↓↓↓

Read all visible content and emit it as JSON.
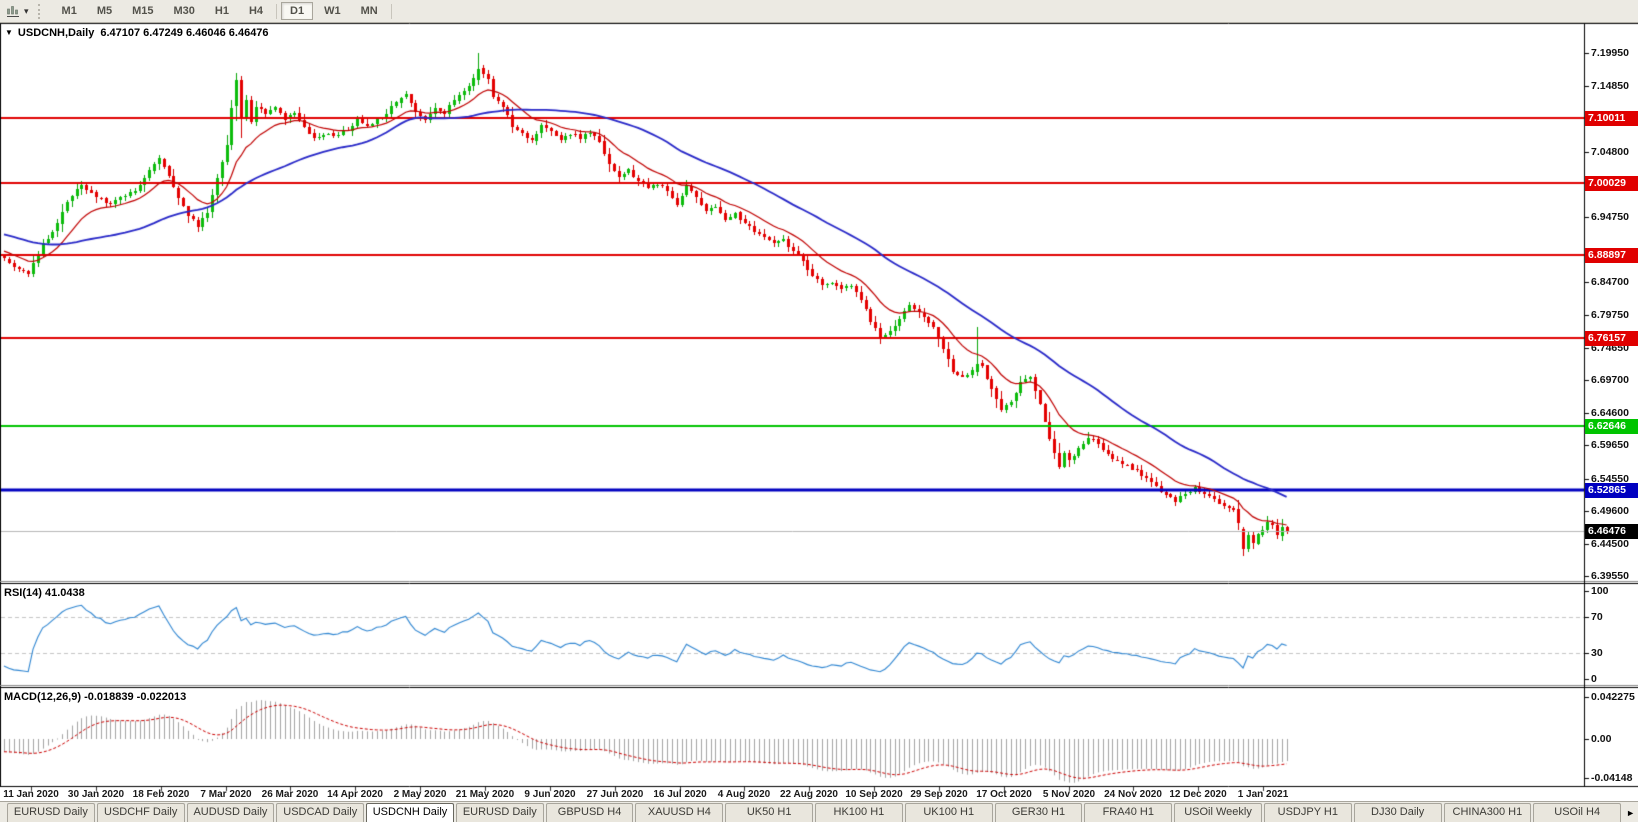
{
  "icons": {
    "toolbar_caret": "▾",
    "title_caret": "▼",
    "tab_scroll": "►"
  },
  "toolbar": {
    "timeframes": [
      "M1",
      "M5",
      "M15",
      "M30",
      "H1",
      "H4",
      "D1",
      "W1",
      "MN"
    ],
    "active_timeframe": "D1"
  },
  "chart": {
    "title_symbol": "USDCNH,Daily",
    "title_ohlc": "6.47107 6.47249 6.46046 6.46476",
    "rsi_label": "RSI(14) 41.0438",
    "macd_label": "MACD(12,26,9) -0.018839 -0.022013"
  },
  "tabs": {
    "items": [
      "EURUSD Daily",
      "USDCHF Daily",
      "AUDUSD Daily",
      "USDCAD Daily",
      "USDCNH Daily",
      "EURUSD Daily",
      "GBPUSD H4",
      "XAUUSD H4",
      "UK50 H1",
      "HK100 H1",
      "UK100 H1",
      "GER30 H1",
      "FRA40 H1",
      "USOil Weekly",
      "USDJPY H1",
      "DJ30 Daily",
      "CHINA300 H1",
      "USOil H4"
    ],
    "active_index": 4
  },
  "chart_data": {
    "type": "candlestick",
    "symbol": "USDCNH",
    "timeframe": "Daily",
    "current_ohlc": {
      "open": 6.47107,
      "high": 6.47249,
      "low": 6.46046,
      "close": 6.46476
    },
    "price_axis_labels": [
      "7.19950",
      "7.14850",
      "7.04800",
      "6.94750",
      "6.84700",
      "6.79750",
      "6.74650",
      "6.69700",
      "6.64600",
      "6.59650",
      "6.54550",
      "6.49600",
      "6.44500",
      "6.39550"
    ],
    "hlines": [
      {
        "value": 7.10011,
        "label": "7.10011",
        "color": "#e00000",
        "width": 2
      },
      {
        "value": 7.00029,
        "label": "7.00029",
        "color": "#e00000",
        "width": 2
      },
      {
        "value": 6.88897,
        "label": "6.88897",
        "color": "#e00000",
        "width": 2
      },
      {
        "value": 6.76157,
        "label": "6.76157",
        "color": "#e00000",
        "width": 2
      },
      {
        "value": 6.62646,
        "label": "6.62646",
        "color": "#00c400",
        "width": 2
      },
      {
        "value": 6.52865,
        "label": "6.52865",
        "color": "#0000c0",
        "width": 3
      }
    ],
    "current_price": {
      "value": 6.46476,
      "label": "6.46476",
      "line_color": "#b6b6b6",
      "label_bg": "#000000"
    },
    "date_labels": [
      "11 Jan 2020",
      "30 Jan 2020",
      "18 Feb 2020",
      "7 Mar 2020",
      "26 Mar 2020",
      "14 Apr 2020",
      "2 May 2020",
      "21 May 2020",
      "9 Jun 2020",
      "27 Jun 2020",
      "16 Jul 2020",
      "4 Aug 2020",
      "22 Aug 2020",
      "10 Sep 2020",
      "29 Sep 2020",
      "17 Oct 2020",
      "5 Nov 2020",
      "24 Nov 2020",
      "12 Dec 2020",
      "1 Jan 2021"
    ],
    "rsi": {
      "period": 14,
      "current": 41.0438,
      "levels": [
        70,
        30
      ],
      "axis_labels": [
        "100",
        "70",
        "30",
        "0"
      ],
      "color": "#2f86d2"
    },
    "macd": {
      "fast": 12,
      "slow": 26,
      "signal": 9,
      "current_macd": -0.018839,
      "current_signal": -0.022013,
      "axis_labels": [
        "0.042275",
        "0.00",
        "-0.04148"
      ],
      "histogram_color": "#a3a3a3",
      "signal_color": "#cc0000"
    },
    "moving_averages": [
      {
        "type": "ema",
        "period": 13,
        "color": "#c00000",
        "width": 1.2
      },
      {
        "type": "sma",
        "period": 40,
        "color": "#2828c8",
        "width": 1.8
      }
    ],
    "candle_colors": {
      "up": "#0aa80a",
      "up_fill": "#0cbc0c",
      "down": "#d40000",
      "down_fill": "#e40000"
    },
    "candles": {
      "seed": 11,
      "bar_count": 266,
      "pre_bars": 55,
      "close_anchors": [
        [
          -55,
          6.985
        ],
        [
          -40,
          6.958
        ],
        [
          -25,
          6.932
        ],
        [
          -12,
          6.908
        ],
        [
          0,
          6.882
        ],
        [
          2,
          6.872
        ],
        [
          5,
          6.862
        ],
        [
          8,
          6.905
        ],
        [
          11,
          6.938
        ],
        [
          13,
          6.972
        ],
        [
          16,
          6.996
        ],
        [
          19,
          6.978
        ],
        [
          22,
          6.968
        ],
        [
          25,
          6.982
        ],
        [
          27,
          6.988
        ],
        [
          30,
          7.02
        ],
        [
          32,
          7.036
        ],
        [
          34,
          7.012
        ],
        [
          36,
          6.978
        ],
        [
          38,
          6.95
        ],
        [
          40,
          6.934
        ],
        [
          42,
          6.955
        ],
        [
          44,
          7.008
        ],
        [
          46,
          7.06
        ],
        [
          47,
          7.112
        ],
        [
          48,
          7.1575
        ],
        [
          49,
          7.1
        ],
        [
          50,
          7.128
        ],
        [
          51,
          7.095
        ],
        [
          52,
          7.118
        ],
        [
          54,
          7.108
        ],
        [
          56,
          7.118
        ],
        [
          58,
          7.098
        ],
        [
          60,
          7.108
        ],
        [
          62,
          7.088
        ],
        [
          64,
          7.068
        ],
        [
          66,
          7.076
        ],
        [
          68,
          7.072
        ],
        [
          71,
          7.082
        ],
        [
          73,
          7.096
        ],
        [
          75,
          7.088
        ],
        [
          77,
          7.097
        ],
        [
          79,
          7.108
        ],
        [
          81,
          7.126
        ],
        [
          83,
          7.136
        ],
        [
          85,
          7.108
        ],
        [
          87,
          7.098
        ],
        [
          89,
          7.116
        ],
        [
          91,
          7.108
        ],
        [
          93,
          7.128
        ],
        [
          95,
          7.14
        ],
        [
          97,
          7.16
        ],
        [
          98,
          7.1755
        ],
        [
          99,
          7.168
        ],
        [
          100,
          7.158
        ],
        [
          101,
          7.132
        ],
        [
          103,
          7.118
        ],
        [
          105,
          7.088
        ],
        [
          107,
          7.076
        ],
        [
          109,
          7.066
        ],
        [
          111,
          7.088
        ],
        [
          113,
          7.078
        ],
        [
          115,
          7.066
        ],
        [
          117,
          7.076
        ],
        [
          119,
          7.068
        ],
        [
          121,
          7.078
        ],
        [
          123,
          7.062
        ],
        [
          125,
          7.03
        ],
        [
          127,
          7.008
        ],
        [
          129,
          7.018
        ],
        [
          131,
          7.002
        ],
        [
          133,
          6.992
        ],
        [
          135,
          6.998
        ],
        [
          137,
          6.986
        ],
        [
          139,
          6.968
        ],
        [
          141,
          6.996
        ],
        [
          143,
          6.978
        ],
        [
          145,
          6.958
        ],
        [
          147,
          6.962
        ],
        [
          149,
          6.946
        ],
        [
          151,
          6.952
        ],
        [
          153,
          6.938
        ],
        [
          155,
          6.926
        ],
        [
          157,
          6.916
        ],
        [
          159,
          6.906
        ],
        [
          161,
          6.912
        ],
        [
          163,
          6.896
        ],
        [
          165,
          6.878
        ],
        [
          167,
          6.856
        ],
        [
          169,
          6.842
        ],
        [
          171,
          6.848
        ],
        [
          173,
          6.836
        ],
        [
          175,
          6.842
        ],
        [
          177,
          6.82
        ],
        [
          179,
          6.788
        ],
        [
          181,
          6.762
        ],
        [
          183,
          6.772
        ],
        [
          185,
          6.792
        ],
        [
          187,
          6.812
        ],
        [
          188,
          6.808
        ],
        [
          190,
          6.792
        ],
        [
          192,
          6.778
        ],
        [
          194,
          6.742
        ],
        [
          196,
          6.712
        ],
        [
          198,
          6.702
        ],
        [
          200,
          6.71
        ],
        [
          202,
          6.72
        ],
        [
          204,
          6.682
        ],
        [
          206,
          6.652
        ],
        [
          208,
          6.662
        ],
        [
          210,
          6.692
        ],
        [
          212,
          6.702
        ],
        [
          214,
          6.662
        ],
        [
          216,
          6.605
        ],
        [
          218,
          6.565
        ],
        [
          219,
          6.582
        ],
        [
          220,
          6.572
        ],
        [
          222,
          6.592
        ],
        [
          224,
          6.608
        ],
        [
          226,
          6.598
        ],
        [
          228,
          6.582
        ],
        [
          230,
          6.572
        ],
        [
          232,
          6.566
        ],
        [
          234,
          6.556
        ],
        [
          236,
          6.546
        ],
        [
          238,
          6.532
        ],
        [
          240,
          6.522
        ],
        [
          242,
          6.512
        ],
        [
          244,
          6.522
        ],
        [
          246,
          6.532
        ],
        [
          248,
          6.522
        ],
        [
          250,
          6.512
        ],
        [
          252,
          6.506
        ],
        [
          254,
          6.496
        ],
        [
          255,
          6.476
        ],
        [
          256,
          6.437
        ],
        [
          257,
          6.459
        ],
        [
          258,
          6.448
        ],
        [
          259,
          6.458
        ],
        [
          260,
          6.468
        ],
        [
          261,
          6.478
        ],
        [
          262,
          6.472
        ],
        [
          263,
          6.458
        ],
        [
          264,
          6.472
        ],
        [
          265,
          6.46476
        ]
      ],
      "overrides": [
        {
          "i": 48,
          "o": 7.118,
          "h": 7.169,
          "l": 7.096,
          "c": 7.1575
        },
        {
          "i": 98,
          "o": 7.158,
          "h": 7.1995,
          "l": 7.15,
          "c": 7.1755
        },
        {
          "i": 201,
          "o": 6.709,
          "h": 6.778,
          "l": 6.702,
          "c": 6.722
        },
        {
          "i": 256,
          "o": 6.468,
          "h": 6.4705,
          "l": 6.4265,
          "c": 6.437
        },
        {
          "i": 257,
          "o": 6.437,
          "h": 6.4635,
          "l": 6.4335,
          "c": 6.459
        },
        {
          "i": 265,
          "o": 6.47107,
          "h": 6.47249,
          "l": 6.46046,
          "c": 6.46476
        }
      ]
    }
  }
}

↑↑↑

> **Short exercise**:
How many of the lines above hold "Daily"? Answer with only the number.

> **Answer to this problem**:
9